* [EXERCISE]
Output the material beneath exactly, leaving nothing out.
···
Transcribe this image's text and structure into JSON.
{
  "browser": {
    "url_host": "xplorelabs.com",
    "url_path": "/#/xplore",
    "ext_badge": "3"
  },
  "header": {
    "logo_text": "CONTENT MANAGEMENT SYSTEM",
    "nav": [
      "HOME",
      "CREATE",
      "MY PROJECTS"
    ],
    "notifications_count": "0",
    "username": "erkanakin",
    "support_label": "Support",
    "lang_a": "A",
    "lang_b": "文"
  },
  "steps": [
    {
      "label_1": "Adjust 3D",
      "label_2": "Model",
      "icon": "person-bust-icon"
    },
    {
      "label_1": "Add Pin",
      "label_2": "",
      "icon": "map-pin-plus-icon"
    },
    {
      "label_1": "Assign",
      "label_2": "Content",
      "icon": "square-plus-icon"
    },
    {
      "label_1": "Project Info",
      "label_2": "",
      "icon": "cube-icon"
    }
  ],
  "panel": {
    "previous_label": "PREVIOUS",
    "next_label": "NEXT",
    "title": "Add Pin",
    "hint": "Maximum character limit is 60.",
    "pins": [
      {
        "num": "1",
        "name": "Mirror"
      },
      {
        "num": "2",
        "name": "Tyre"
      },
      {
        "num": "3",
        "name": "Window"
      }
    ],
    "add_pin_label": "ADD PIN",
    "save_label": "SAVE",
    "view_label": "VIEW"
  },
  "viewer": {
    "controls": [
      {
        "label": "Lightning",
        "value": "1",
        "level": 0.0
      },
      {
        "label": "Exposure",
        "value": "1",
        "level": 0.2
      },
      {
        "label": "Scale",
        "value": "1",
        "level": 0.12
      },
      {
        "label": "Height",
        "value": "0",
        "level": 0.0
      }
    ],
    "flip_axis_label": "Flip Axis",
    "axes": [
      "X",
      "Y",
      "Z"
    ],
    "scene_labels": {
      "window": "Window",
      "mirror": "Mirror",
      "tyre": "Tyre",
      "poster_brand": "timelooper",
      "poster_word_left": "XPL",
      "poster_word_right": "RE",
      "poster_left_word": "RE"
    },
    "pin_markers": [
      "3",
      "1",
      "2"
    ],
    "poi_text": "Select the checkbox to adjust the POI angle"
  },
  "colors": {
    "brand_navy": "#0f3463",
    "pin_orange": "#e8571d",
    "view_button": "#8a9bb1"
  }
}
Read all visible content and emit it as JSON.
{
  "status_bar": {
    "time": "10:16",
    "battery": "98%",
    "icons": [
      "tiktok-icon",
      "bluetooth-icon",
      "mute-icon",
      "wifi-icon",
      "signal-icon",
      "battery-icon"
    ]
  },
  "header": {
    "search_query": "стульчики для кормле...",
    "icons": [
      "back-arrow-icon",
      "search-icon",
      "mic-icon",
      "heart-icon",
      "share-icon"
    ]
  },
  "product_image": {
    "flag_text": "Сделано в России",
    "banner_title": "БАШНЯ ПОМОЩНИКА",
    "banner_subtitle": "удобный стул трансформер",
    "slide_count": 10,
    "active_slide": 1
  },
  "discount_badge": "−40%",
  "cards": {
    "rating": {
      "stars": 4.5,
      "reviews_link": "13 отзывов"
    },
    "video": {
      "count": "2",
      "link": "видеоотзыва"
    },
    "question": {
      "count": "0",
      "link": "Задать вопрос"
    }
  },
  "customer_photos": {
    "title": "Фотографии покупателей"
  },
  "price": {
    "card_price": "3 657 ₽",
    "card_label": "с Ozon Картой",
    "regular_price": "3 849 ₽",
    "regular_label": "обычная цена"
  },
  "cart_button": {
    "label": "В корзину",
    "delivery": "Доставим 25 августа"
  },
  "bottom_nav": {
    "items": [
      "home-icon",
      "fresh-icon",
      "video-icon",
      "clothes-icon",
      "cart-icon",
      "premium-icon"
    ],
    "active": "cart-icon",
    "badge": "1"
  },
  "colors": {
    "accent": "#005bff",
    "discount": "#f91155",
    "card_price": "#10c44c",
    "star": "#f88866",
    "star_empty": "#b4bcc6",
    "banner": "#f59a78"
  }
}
···
* [TASK SOLUTION]
Transcribe this image's text and structure into JSON.
{
  "browser": {
    "url_host": "xplorelabs.com",
    "url_path": "/#/xplore",
    "ext_badge": "3"
  },
  "header": {
    "logo_text": "CONTENT MANAGEMENT SYSTEM",
    "nav": [
      "HOME",
      "CREATE",
      "MY PROJECTS"
    ],
    "notifications_count": "0",
    "username": "erkanakin",
    "support_label": "Support",
    "lang_a": "A",
    "lang_b": "文"
  },
  "steps": [
    {
      "label_1": "Adjust 3D",
      "label_2": "Model",
      "icon": "person-bust-icon"
    },
    {
      "label_1": "Add Pin",
      "label_2": "",
      "icon": "map-pin-plus-icon"
    },
    {
      "label_1": "Assign",
      "label_2": "Content",
      "icon": "square-plus-icon"
    },
    {
      "label_1": "Project Info",
      "label_2": "",
      "icon": "cube-icon"
    }
  ],
  "panel": {
    "previous_label": "PREVIOUS",
    "next_label": "NEXT",
    "title": "Add Pin",
    "hint": "Maximum character limit is 60.",
    "pins": [
      {
        "num": "1",
        "name": "Mirror"
      },
      {
        "num": "2",
        "name": "Tyre"
      },
      {
        "num": "3",
        "name": "Window"
      }
    ],
    "add_pin_label": "ADD PIN",
    "save_label": "SAVE",
    "view_label": "VIEW"
  },
  "viewer": {
    "controls": [
      {
        "label": "Lightning",
        "value": "1",
        "level": 0.0
      },
      {
        "label": "Exposure",
        "value": "1",
        "level": 0.2
      },
      {
        "label": "Scale",
        "value": "1",
        "level": 0.12
      },
      {
        "label": "Height",
        "value": "0",
        "level": 0.0
      }
    ],
    "flip_axis_label": "Flip Axis",
    "axes": [
      "X",
      "Y",
      "Z"
    ],
    "scene_labels": {
      "window": "Window",
      "mirror": "Mirror",
      "tyre": "Tyre",
      "poster_brand": "timelooper",
      "poster_word_left": "XPL",
      "poster_word_right": "RE",
      "poster_left_word": "RE"
    },
    "pin_markers": [
      "3",
      "1",
      "2"
    ],
    "poi_text": "Select the checkbox to adjust the POI angle"
  },
  "colors": {
    "brand_navy": "#0f3463",
    "pin_orange": "#e8571d",
    "view_button": "#8a9bb1"
  }
}
Read all visible content and emit it as JSON.
{
  "status_bar": {
    "time": "10:16",
    "battery": "98%",
    "icons": [
      "tiktok-icon",
      "bluetooth-icon",
      "mute-icon",
      "wifi-icon",
      "signal-icon",
      "battery-icon"
    ]
  },
  "header": {
    "search_query": "стульчики для кормле...",
    "icons": [
      "back-arrow-icon",
      "search-icon",
      "mic-icon",
      "heart-icon",
      "share-icon"
    ]
  },
  "product_image": {
    "flag_text": "Сделано в России",
    "banner_title": "БАШНЯ ПОМОЩНИКА",
    "banner_subtitle": "удобный стул трансформер",
    "slide_count": 10,
    "active_slide": 1
  },
  "discount_badge": "−40%",
  "cards": {
    "rating": {
      "stars": 4.5,
      "reviews_link": "13 отзывов"
    },
    "video": {
      "count": "2",
      "link": "видеоотзыва"
    },
    "question": {
      "count": "0",
      "link": "Задать вопрос"
    }
  },
  "customer_photos": {
    "title": "Фотографии покупателей"
  },
  "price": {
    "card_price": "3 657 ₽",
    "card_label": "с Ozon Картой",
    "regular_price": "3 849 ₽",
    "regular_label": "обычная цена"
  },
  "cart_button": {
    "label": "В корзину",
    "delivery": "Доставим 25 августа"
  },
  "bottom_nav": {
    "items": [
      "home-icon",
      "fresh-icon",
      "video-icon",
      "clothes-icon",
      "cart-icon",
      "premium-icon"
    ],
    "active": "cart-icon",
    "badge": "1"
  },
  "colors": {
    "accent": "#005bff",
    "discount": "#f91155",
    "card_price": "#10c44c",
    "star": "#f88866",
    "star_empty": "#b4bcc6",
    "banner": "#f59a78"
  }
}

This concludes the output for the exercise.